----- QUOTED PASSAGE -----
Studio album by Acid Mothers Temple & the Melting Paraiso U.F.O.
- Released: 2012
- Recorded: December 2011 – February 2012
- Genre: Psychedelic rock, acid rock, Jazz
- Label: Important Records

Acid Mothers Temple & the Melting Paraiso U.F.O. chronology
| The Ripper at the Heaven's Gates of Dark (2011) | Son of a Bitches Brew (2012) | IAO Chant From The Melting Paraiso Underground Freak Out (2012) |

= Son of a Bitches Brew =

Son of a Bitches Brew is an album by Acid Mothers Temple & the Melting Paraiso U.F.O., released in 2012. The album is available on CD or as a limited edition double-LP (500 copies) on blue and salmon vinyl. This album also marks the return of former vocalist, Cotton Casino.

==Recording==
Son of a Bitches Brew was recorded and mixed without the use of computers or hard drive based recorders.
----- COLLECTED DATA -----
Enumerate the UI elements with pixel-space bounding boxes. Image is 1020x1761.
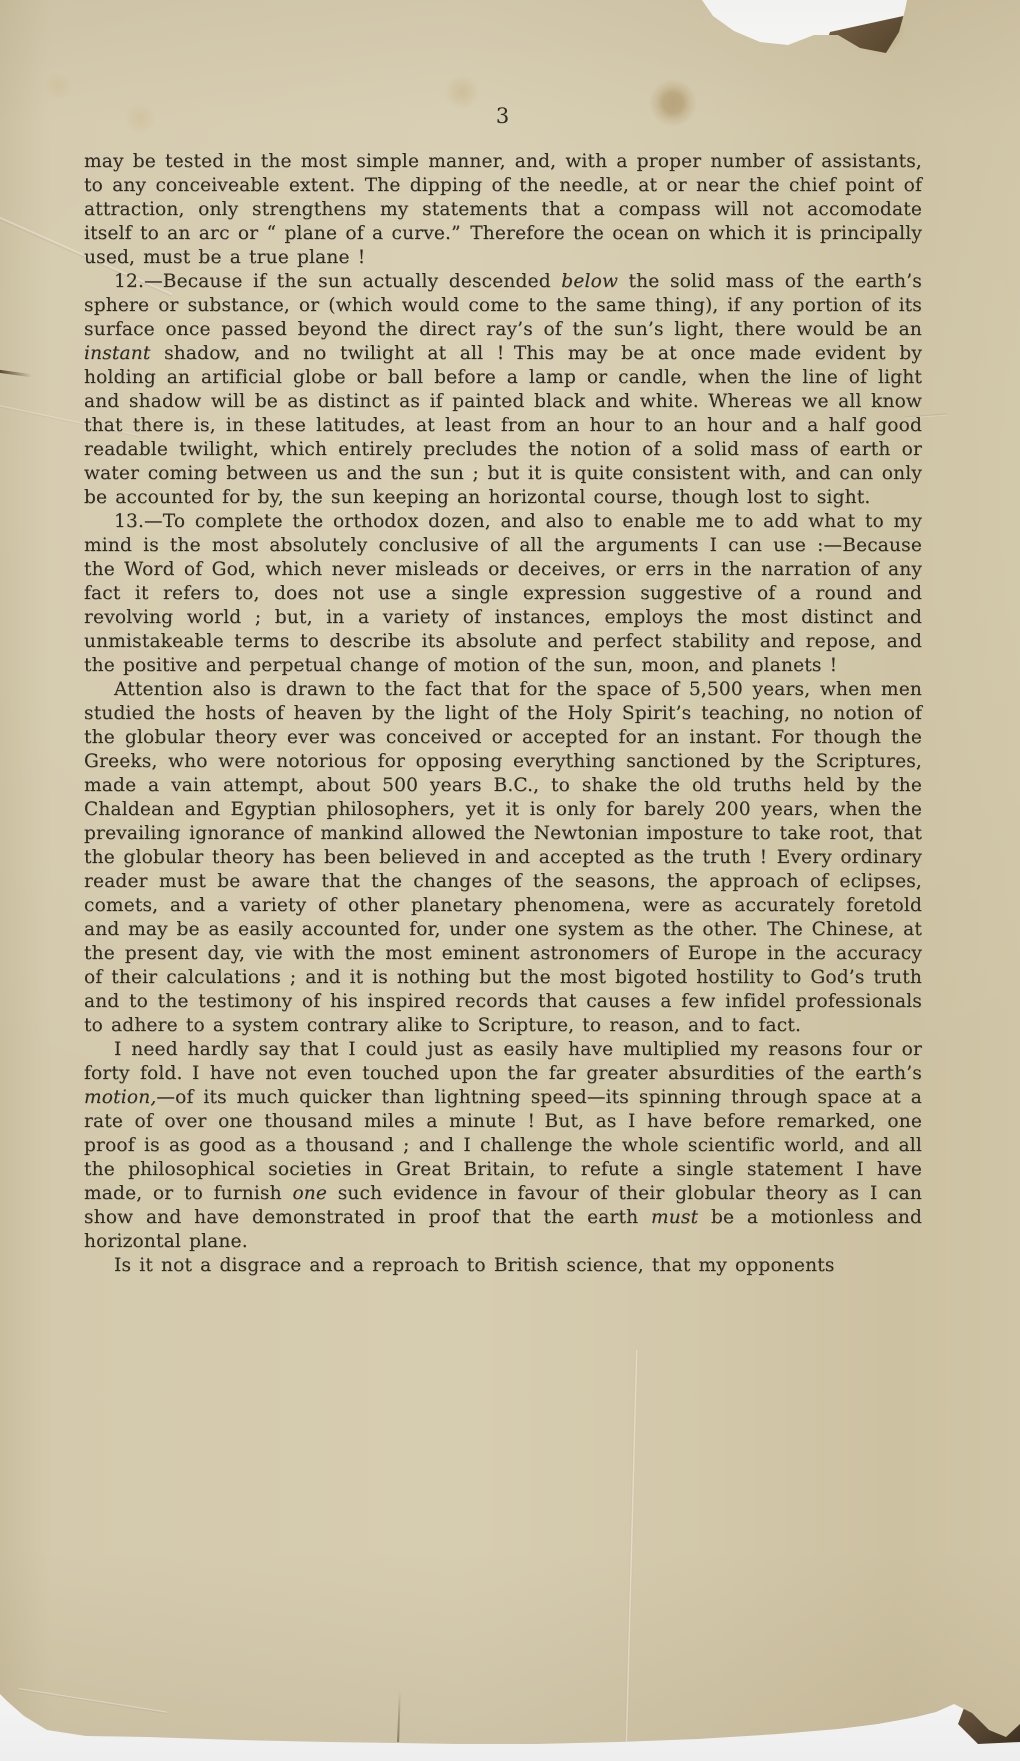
-----
• [TASK REQUIREMENTS]
1. Retype the Son of a Bitches Brew article word for word, starting at "Son of a Bitches Brew is" and ending after "drive based recorders.".
2. According to the Son of a Bitches Brew article, how many copies were made of the limited edition double-LP?

• [TASK-BY-TASK OUTPUTS]
1.
Son of a Bitches Brew is an album by Acid Mothers Temple & the Melting Paraiso U.F.O., released in 2012. The album is available on CD or as a limited edition double-LP (500 copies) on blue and salmon vinyl. This album also marks the return of former vocalist, Cotton Casino.

==Recording==
Son of a Bitches Brew was recorded and mixed without the use of computers or hard drive based recorders.

2. 500 copies.